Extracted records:
----

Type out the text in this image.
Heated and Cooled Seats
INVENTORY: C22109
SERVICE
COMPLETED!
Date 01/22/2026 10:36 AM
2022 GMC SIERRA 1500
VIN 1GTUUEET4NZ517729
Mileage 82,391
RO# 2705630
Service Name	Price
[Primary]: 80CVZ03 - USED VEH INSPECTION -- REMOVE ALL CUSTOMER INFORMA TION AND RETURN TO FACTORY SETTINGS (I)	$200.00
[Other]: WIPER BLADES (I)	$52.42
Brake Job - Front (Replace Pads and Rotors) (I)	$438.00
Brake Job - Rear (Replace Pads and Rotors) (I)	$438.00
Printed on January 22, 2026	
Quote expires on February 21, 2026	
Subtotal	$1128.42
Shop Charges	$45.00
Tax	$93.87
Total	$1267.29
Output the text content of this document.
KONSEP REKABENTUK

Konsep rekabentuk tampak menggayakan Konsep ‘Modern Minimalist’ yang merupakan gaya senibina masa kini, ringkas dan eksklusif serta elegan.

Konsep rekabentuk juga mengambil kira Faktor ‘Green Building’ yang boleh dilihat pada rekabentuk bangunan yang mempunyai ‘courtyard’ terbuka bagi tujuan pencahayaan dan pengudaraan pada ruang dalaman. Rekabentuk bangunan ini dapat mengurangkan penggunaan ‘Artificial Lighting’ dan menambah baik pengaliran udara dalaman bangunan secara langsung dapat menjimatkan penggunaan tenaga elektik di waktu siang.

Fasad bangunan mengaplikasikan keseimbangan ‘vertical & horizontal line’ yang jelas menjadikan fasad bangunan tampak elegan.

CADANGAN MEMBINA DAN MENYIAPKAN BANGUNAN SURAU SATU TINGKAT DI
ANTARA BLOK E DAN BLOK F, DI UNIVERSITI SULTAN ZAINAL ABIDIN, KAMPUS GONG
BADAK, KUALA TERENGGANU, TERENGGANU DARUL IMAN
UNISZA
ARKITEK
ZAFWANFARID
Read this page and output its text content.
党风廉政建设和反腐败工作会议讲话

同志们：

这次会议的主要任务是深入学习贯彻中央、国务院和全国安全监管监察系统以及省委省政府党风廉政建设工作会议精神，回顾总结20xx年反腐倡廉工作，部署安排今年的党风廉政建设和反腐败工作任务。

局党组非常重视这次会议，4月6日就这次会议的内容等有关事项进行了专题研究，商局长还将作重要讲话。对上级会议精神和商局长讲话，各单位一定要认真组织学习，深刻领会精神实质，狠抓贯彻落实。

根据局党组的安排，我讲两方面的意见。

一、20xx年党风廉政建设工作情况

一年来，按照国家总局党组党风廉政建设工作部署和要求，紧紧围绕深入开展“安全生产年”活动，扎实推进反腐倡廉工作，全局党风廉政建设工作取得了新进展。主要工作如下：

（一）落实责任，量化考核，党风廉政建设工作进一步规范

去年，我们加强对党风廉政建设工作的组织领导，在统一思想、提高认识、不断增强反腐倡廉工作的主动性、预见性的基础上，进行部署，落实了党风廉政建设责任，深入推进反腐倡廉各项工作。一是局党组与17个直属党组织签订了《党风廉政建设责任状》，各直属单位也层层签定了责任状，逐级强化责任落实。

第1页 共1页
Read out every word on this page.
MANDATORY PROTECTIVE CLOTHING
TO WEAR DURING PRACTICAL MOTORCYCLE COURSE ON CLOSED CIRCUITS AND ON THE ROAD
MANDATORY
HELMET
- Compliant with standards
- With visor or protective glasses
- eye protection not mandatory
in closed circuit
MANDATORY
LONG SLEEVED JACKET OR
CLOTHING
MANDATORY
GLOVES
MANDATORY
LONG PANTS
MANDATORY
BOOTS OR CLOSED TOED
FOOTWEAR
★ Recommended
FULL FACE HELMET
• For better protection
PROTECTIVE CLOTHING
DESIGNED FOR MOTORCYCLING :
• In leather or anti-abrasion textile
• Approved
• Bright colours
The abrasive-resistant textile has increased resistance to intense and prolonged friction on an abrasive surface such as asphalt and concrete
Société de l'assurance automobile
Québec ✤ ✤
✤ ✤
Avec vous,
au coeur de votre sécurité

----

### Task
Word for word, quote all of the data above.

### Exercise answer
Type out the text in this image.
Heated and Cooled Seats
INVENTORY: C22109
SERVICE
COMPLETED!
Date 01/22/2026 10:36 AM
2022 GMC SIERRA 1500
VIN 1GTUUEET4NZ517729
Mileage 82,391
RO# 2705630
Service Name	Price
[Primary]: 80CVZ03 - USED VEH INSPECTION -- REMOVE ALL CUSTOMER INFORMA TION AND RETURN TO FACTORY SETTINGS (I)	$200.00
[Other]: WIPER BLADES (I)	$52.42
Brake Job - Front (Replace Pads and Rotors) (I)	$438.00
Brake Job - Rear (Replace Pads and Rotors) (I)	$438.00
Printed on January 22, 2026	
Quote expires on February 21, 2026	
Subtotal	$1128.42
Shop Charges	$45.00
Tax	$93.87
Total	$1267.29
Output the text content of this document.
KONSEP REKABENTUK

Konsep rekabentuk tampak menggayakan Konsep ‘Modern Minimalist’ yang merupakan gaya senibina masa kini, ringkas dan eksklusif serta elegan.

Konsep rekabentuk juga mengambil kira Faktor ‘Green Building’ yang boleh dilihat pada rekabentuk bangunan yang mempunyai ‘courtyard’ terbuka bagi tujuan pencahayaan dan pengudaraan pada ruang dalaman. Rekabentuk bangunan ini dapat mengurangkan penggunaan ‘Artificial Lighting’ dan menambah baik pengaliran udara dalaman bangunan secara langsung dapat menjimatkan penggunaan tenaga elektik di waktu siang.

Fasad bangunan mengaplikasikan keseimbangan ‘vertical & horizontal line’ yang jelas menjadikan fasad bangunan tampak elegan.

CADANGAN MEMBINA DAN MENYIAPKAN BANGUNAN SURAU SATU TINGKAT DI
ANTARA BLOK E DAN BLOK F, DI UNIVERSITI SULTAN ZAINAL ABIDIN, KAMPUS GONG
BADAK, KUALA TERENGGANU, TERENGGANU DARUL IMAN
UNISZA
ARKITEK
ZAFWANFARID
Read this page and output its text content.
党风廉政建设和反腐败工作会议讲话

同志们：

这次会议的主要任务是深入学习贯彻中央、国务院和全国安全监管监察系统以及省委省政府党风廉政建设工作会议精神，回顾总结20xx年反腐倡廉工作，部署安排今年的党风廉政建设和反腐败工作任务。

局党组非常重视这次会议，4月6日就这次会议的内容等有关事项进行了专题研究，商局长还将作重要讲话。对上级会议精神和商局长讲话，各单位一定要认真组织学习，深刻领会精神实质，狠抓贯彻落实。

根据局党组的安排，我讲两方面的意见。

一、20xx年党风廉政建设工作情况

一年来，按照国家总局党组党风廉政建设工作部署和要求，紧紧围绕深入开展“安全生产年”活动，扎实推进反腐倡廉工作，全局党风廉政建设工作取得了新进展。主要工作如下：

（一）落实责任，量化考核，党风廉政建设工作进一步规范

去年，我们加强对党风廉政建设工作的组织领导，在统一思想、提高认识、不断增强反腐倡廉工作的主动性、预见性的基础上，进行部署，落实了党风廉政建设责任，深入推进反腐倡廉各项工作。一是局党组与17个直属党组织签订了《党风廉政建设责任状》，各直属单位也层层签定了责任状，逐级强化责任落实。

第1页 共1页
Read out every word on this page.
MANDATORY PROTECTIVE CLOTHING
TO WEAR DURING PRACTICAL MOTORCYCLE COURSE ON CLOSED CIRCUITS AND ON THE ROAD
MANDATORY
HELMET
- Compliant with standards
- With visor or protective glasses
- eye protection not mandatory
in closed circuit
MANDATORY
LONG SLEEVED JACKET OR
CLOTHING
MANDATORY
GLOVES
MANDATORY
LONG PANTS
MANDATORY
BOOTS OR CLOSED TOED
FOOTWEAR
★ Recommended
FULL FACE HELMET
• For better protection
PROTECTIVE CLOTHING
DESIGNED FOR MOTORCYCLING :
• In leather or anti-abrasion textile
• Approved
• Bright colours
The abrasive-resistant textile has increased resistance to intense and prolonged friction on an abrasive surface such as asphalt and concrete
Société de l'assurance automobile
Québec ✤ ✤
✤ ✤
Avec vous,
au coeur de votre sécurité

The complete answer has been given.